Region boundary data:
'''

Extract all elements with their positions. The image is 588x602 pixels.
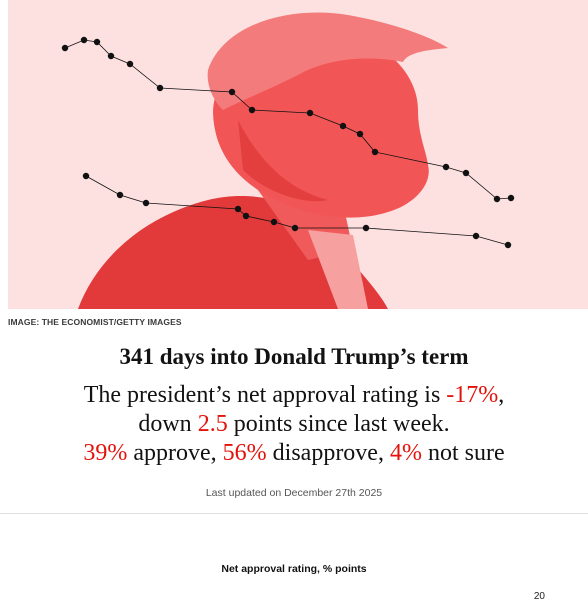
- summary-text: points since last week.: [227, 411, 450, 437]
- approve-label: approve,: [127, 440, 223, 466]
- summary-text: ,: [498, 382, 505, 408]
- last-updated: Last updated on December 27th 2025: [205, 487, 383, 499]
- summary-text: down: [138, 411, 198, 437]
- disapprove-label: disapprove,: [266, 440, 390, 466]
- not-sure-label: not sure: [421, 440, 505, 466]
- image-credit: IMAGE: THE ECONOMIST/GETTY IMAGES: [8, 317, 182, 327]
- summary-line-2: down 2.5 points since last week.: [0, 410, 588, 439]
- disapprove-value: 56%: [222, 440, 267, 466]
- page-headline: 341 days into Donald Trump’s term: [119, 344, 469, 369]
- summary-text: The president’s net approval rating is: [83, 382, 447, 408]
- approval-summary: The president’s net approval rating is -…: [0, 381, 588, 468]
- trump-portrait-illustration: [61, 12, 515, 309]
- hero-image: [8, 0, 588, 309]
- approve-value: 39%: [83, 440, 128, 466]
- weekly-change-value: 2.5: [197, 411, 228, 437]
- net-approval-value: -17%: [446, 382, 499, 408]
- summary-line-3: 39% approve, 56% disapprove, 4% not sure: [0, 439, 588, 468]
- section-divider: [0, 513, 588, 514]
- y-axis-tick-label: 20: [533, 591, 545, 602]
- not-sure-value: 4%: [389, 440, 422, 466]
- summary-line-1: The president’s net approval rating is -…: [0, 381, 588, 410]
- chart-title: Net approval rating, % points: [221, 563, 367, 575]
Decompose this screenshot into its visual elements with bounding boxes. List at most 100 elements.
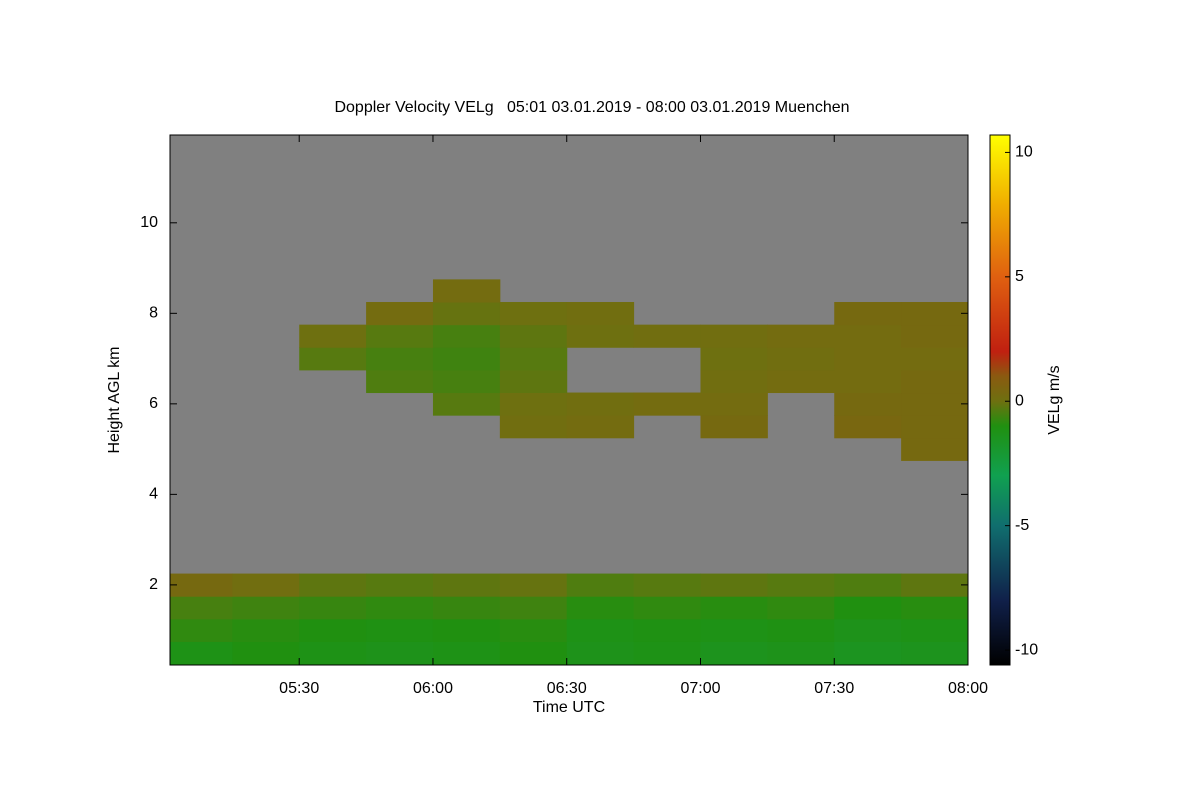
x-axis-label: Time UTC	[533, 699, 605, 716]
heatmap-cell	[767, 347, 835, 371]
heatmap-cell	[566, 641, 635, 665]
heatmap-cell	[232, 596, 300, 620]
heatmap-cell	[499, 618, 568, 642]
heatmap-cell	[901, 641, 968, 665]
heatmap-cell	[366, 324, 434, 348]
heatmap-cell	[366, 347, 434, 371]
heatmap-cell	[432, 302, 501, 326]
heatmap-cell	[834, 415, 902, 439]
colorbar-tick-label: 10	[1015, 144, 1033, 161]
heatmap-cell	[366, 618, 434, 642]
heatmap-cell	[901, 369, 968, 394]
y-tick-label: 2	[149, 576, 158, 593]
heatmap-cell	[232, 618, 300, 642]
heatmap-cell	[566, 324, 635, 348]
x-tick-label: 07:30	[814, 680, 854, 697]
heatmap-cell	[432, 596, 501, 620]
heatmap-cell	[566, 302, 635, 326]
heatmap-cell	[700, 415, 768, 439]
heatmap-cell	[170, 573, 233, 597]
x-tick-label: 08:00	[948, 680, 988, 697]
heatmap-cell	[700, 324, 768, 348]
heatmap-cell	[633, 324, 701, 348]
heatmap-cell	[170, 641, 233, 665]
heatmap-cell	[901, 324, 968, 348]
colorbar-label: VELg m/s	[1046, 365, 1063, 434]
heatmap-cell	[499, 369, 568, 394]
heatmap-cell	[299, 573, 367, 597]
heatmap-cell	[901, 437, 968, 461]
heatmap-cell	[499, 573, 568, 597]
heatmap-cell	[432, 347, 501, 371]
heatmap-cell	[901, 415, 968, 439]
heatmap-cell	[901, 618, 968, 642]
heatmap-cell	[767, 324, 835, 348]
colorbar-tick-label: 0	[1015, 392, 1024, 409]
heatmap-cell	[432, 369, 501, 394]
x-tick-label: 06:30	[547, 680, 587, 697]
heatmap-cell	[700, 392, 768, 416]
heatmap-cell	[432, 279, 501, 303]
heatmap-cell	[901, 302, 968, 326]
heatmap-cell	[767, 618, 835, 642]
heatmap-cell	[834, 596, 902, 620]
colorbar-tick-label: -5	[1015, 517, 1029, 534]
heatmap-cell	[566, 618, 635, 642]
heatmap-cell	[299, 596, 367, 620]
heatmap-cell	[834, 392, 902, 416]
heatmap-cell	[499, 415, 568, 439]
y-axis-label: Height AGL km	[106, 346, 123, 453]
heatmap-cell	[366, 302, 434, 326]
colorbar	[989, 134, 1011, 666]
heatmap	[170, 135, 968, 665]
heatmap-cell	[366, 641, 434, 665]
plot-frame	[169, 134, 969, 666]
heatmap-cell	[432, 324, 501, 348]
colorbar-tick-label: 5	[1015, 268, 1024, 285]
heatmap-cell	[566, 573, 635, 597]
heatmap-cell	[499, 641, 568, 665]
heatmap-cell	[901, 596, 968, 620]
heatmap-cell	[499, 302, 568, 326]
heatmap-cell	[633, 573, 701, 597]
heatmap-cell	[700, 573, 768, 597]
heatmap-cell	[901, 347, 968, 371]
heatmap-cell	[834, 324, 902, 348]
heatmap-cell	[432, 392, 501, 416]
heatmap-cell	[834, 641, 902, 665]
heatmap-cell	[499, 596, 568, 620]
heatmap-cell	[633, 596, 701, 620]
heatmap-cell	[700, 369, 768, 394]
heatmap-cell	[700, 596, 768, 620]
heatmap-cell	[499, 324, 568, 348]
heatmap-cell	[834, 302, 902, 326]
heatmap-cell	[299, 618, 367, 642]
heatmap-cell	[700, 641, 768, 665]
heatmap-cell	[767, 641, 835, 665]
heatmap-cell	[633, 618, 701, 642]
heatmap-cell	[767, 573, 835, 597]
y-tick-label: 8	[149, 305, 158, 322]
colorbar-tick-label: -10	[1015, 641, 1038, 658]
heatmap-cell	[901, 573, 968, 597]
heatmap-cell	[834, 347, 902, 371]
heatmap-cell	[700, 347, 768, 371]
x-tick-label: 06:00	[413, 680, 453, 697]
heatmap-cell	[834, 618, 902, 642]
heatmap-cell	[566, 596, 635, 620]
x-tick-label: 05:30	[279, 680, 319, 697]
heatmap-cell	[566, 415, 635, 439]
heatmap-cell	[834, 573, 902, 597]
heatmap-cell	[499, 347, 568, 371]
heatmap-cell	[170, 618, 233, 642]
y-tick-label: 6	[149, 395, 158, 412]
heatmap-cell	[767, 369, 835, 394]
heatmap-cell	[366, 596, 434, 620]
heatmap-cell	[767, 596, 835, 620]
heatmap-cell	[170, 596, 233, 620]
heatmap-cell	[299, 641, 367, 665]
heatmap-cell	[366, 369, 434, 394]
heatmap-cell	[299, 347, 367, 371]
heatmap-cell	[566, 392, 635, 416]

'''

» Exercise: Could you switch "summary-text" to "summary-fragment" in the stretch of the listing from the line containing "- summary-text: points" through the line containing "- image-credit: IMAGE: THE", keeping everything else the same, and return only those lines?

» Complete answer:
- summary-fragment: points since last week.: [227, 411, 450, 437]
- approve-label: approve,: [127, 440, 223, 466]
- summary-fragment: ,: [498, 382, 505, 408]
- last-updated: Last updated on December 27th 2025: [205, 487, 383, 499]
- summary-fragment: down: [138, 411, 198, 437]
- disapprove-label: disapprove,: [266, 440, 390, 466]
- not-sure-label: not sure: [421, 440, 505, 466]
- image-credit: IMAGE: THE ECONOMIST/GETTY IMAGES: [8, 317, 182, 327]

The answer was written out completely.